## What the task asks
Comb through the entries for "thấp" and pull out each line that holds it.

## Records for the exercise
* start *

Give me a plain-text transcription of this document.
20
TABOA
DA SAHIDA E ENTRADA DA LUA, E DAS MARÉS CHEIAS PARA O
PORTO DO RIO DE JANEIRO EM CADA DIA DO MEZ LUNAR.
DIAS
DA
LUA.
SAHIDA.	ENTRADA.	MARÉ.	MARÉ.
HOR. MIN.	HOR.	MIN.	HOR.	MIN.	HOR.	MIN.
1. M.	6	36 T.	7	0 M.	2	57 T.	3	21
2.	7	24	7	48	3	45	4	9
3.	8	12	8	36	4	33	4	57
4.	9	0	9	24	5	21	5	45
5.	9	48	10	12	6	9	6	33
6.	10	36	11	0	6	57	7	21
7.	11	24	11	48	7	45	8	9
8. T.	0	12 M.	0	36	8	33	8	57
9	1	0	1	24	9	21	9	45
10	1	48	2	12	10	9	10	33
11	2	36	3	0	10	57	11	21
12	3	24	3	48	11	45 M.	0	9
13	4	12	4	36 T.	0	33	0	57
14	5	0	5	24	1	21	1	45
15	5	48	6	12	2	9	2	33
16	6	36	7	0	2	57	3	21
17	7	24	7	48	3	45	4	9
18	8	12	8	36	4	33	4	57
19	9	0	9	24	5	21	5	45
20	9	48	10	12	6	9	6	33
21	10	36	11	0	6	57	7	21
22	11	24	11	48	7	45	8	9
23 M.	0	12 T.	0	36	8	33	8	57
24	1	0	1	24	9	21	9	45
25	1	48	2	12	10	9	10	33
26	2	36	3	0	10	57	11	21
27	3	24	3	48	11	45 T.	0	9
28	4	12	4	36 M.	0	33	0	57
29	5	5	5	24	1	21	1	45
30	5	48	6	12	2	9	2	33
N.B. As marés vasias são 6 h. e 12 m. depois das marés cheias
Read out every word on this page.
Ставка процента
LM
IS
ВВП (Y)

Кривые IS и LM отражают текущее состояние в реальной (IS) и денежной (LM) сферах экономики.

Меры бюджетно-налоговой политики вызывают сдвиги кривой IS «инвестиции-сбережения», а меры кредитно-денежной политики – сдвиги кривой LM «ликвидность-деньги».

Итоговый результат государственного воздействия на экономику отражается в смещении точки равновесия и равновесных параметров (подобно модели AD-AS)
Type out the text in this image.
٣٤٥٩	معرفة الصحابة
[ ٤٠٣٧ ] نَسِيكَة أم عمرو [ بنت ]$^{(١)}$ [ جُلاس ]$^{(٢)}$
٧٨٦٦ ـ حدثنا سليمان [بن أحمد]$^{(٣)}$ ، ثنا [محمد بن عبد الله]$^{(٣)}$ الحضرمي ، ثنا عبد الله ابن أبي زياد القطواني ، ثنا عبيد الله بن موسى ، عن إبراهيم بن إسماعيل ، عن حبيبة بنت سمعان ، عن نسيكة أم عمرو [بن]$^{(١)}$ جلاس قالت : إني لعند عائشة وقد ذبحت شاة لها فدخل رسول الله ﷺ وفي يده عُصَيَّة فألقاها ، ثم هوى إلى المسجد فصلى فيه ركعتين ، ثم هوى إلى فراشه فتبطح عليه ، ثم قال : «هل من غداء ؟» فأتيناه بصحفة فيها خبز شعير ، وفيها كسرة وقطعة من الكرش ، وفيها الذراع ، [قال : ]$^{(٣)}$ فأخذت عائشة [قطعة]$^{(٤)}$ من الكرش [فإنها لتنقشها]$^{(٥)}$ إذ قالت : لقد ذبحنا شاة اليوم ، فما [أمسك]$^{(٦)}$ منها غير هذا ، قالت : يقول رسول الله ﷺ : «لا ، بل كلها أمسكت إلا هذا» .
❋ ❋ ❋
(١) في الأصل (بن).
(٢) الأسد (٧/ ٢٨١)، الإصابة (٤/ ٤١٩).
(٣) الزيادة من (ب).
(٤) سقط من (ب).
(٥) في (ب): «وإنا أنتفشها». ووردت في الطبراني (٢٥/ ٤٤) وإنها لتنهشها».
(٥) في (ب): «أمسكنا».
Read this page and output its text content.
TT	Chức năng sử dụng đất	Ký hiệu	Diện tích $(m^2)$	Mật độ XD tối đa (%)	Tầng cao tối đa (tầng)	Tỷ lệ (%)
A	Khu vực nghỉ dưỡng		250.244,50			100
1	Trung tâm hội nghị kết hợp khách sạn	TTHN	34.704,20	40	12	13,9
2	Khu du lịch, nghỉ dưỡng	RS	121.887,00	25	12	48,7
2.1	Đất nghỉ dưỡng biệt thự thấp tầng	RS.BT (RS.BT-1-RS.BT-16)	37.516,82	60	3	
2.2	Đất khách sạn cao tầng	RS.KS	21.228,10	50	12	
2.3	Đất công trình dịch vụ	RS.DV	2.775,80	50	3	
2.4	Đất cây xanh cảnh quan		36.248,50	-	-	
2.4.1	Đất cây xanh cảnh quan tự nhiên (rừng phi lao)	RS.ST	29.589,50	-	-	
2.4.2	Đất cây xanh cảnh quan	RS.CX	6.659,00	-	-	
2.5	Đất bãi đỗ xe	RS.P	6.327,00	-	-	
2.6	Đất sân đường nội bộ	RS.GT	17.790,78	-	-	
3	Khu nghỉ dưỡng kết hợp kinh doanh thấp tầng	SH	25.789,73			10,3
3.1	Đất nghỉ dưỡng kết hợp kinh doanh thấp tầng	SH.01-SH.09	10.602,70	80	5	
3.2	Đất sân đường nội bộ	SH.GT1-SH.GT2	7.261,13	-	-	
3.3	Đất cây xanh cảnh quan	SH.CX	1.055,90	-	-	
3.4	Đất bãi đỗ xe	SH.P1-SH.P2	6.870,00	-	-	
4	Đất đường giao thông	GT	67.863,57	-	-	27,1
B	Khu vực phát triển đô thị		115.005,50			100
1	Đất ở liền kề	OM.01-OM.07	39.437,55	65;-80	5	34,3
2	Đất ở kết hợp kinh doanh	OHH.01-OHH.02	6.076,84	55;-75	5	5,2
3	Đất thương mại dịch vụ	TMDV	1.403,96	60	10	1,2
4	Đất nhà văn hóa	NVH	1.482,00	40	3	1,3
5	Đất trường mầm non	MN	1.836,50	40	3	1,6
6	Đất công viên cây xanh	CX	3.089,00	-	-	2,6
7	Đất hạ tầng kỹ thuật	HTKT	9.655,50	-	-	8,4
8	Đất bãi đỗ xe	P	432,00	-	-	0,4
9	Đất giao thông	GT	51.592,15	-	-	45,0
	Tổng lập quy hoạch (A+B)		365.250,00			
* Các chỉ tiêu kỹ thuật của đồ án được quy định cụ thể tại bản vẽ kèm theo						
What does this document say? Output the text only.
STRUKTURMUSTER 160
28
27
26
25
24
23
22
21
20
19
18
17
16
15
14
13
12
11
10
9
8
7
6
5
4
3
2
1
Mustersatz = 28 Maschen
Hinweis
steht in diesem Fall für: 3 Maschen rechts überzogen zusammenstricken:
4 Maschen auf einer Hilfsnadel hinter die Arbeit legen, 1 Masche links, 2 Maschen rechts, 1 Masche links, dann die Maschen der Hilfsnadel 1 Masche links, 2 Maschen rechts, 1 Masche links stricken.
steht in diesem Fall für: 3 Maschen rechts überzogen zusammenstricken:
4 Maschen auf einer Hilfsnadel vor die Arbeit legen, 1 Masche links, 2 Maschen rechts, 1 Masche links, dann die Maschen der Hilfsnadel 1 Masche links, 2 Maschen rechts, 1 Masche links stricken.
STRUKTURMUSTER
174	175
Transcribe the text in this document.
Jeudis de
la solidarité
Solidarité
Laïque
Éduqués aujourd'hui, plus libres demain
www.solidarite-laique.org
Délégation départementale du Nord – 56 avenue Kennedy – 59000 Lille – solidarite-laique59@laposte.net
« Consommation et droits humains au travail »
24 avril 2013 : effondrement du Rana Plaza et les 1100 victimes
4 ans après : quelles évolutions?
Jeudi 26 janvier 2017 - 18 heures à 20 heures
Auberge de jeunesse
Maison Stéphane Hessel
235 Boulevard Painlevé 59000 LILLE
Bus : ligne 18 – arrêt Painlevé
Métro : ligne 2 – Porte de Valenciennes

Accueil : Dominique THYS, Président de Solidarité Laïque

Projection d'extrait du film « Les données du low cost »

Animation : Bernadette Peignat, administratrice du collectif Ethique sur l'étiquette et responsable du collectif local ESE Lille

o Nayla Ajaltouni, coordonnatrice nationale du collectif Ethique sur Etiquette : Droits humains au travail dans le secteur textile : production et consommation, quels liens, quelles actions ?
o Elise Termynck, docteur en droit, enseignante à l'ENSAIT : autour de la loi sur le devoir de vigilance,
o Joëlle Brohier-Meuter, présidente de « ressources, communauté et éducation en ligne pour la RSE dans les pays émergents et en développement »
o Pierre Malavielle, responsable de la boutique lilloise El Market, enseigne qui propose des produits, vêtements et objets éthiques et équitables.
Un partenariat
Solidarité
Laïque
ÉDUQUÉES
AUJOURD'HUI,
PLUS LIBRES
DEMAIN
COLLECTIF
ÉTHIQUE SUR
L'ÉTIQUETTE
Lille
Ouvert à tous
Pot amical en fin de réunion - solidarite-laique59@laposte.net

* end *

## Response to this task
2.1	Đất nghỉ dưỡng biệt thự thấp tầng	RS.BT (RS.BT-1-RS.BT-16)	37.516,82	60	3	
3	Khu nghỉ dưỡng kết hợp kinh doanh thấp tầng	SH	25.789,73			10,3
3.1	Đất nghỉ dưỡng kết hợp kinh doanh thấp tầng	SH.01-SH.09	10.602,70	80	5	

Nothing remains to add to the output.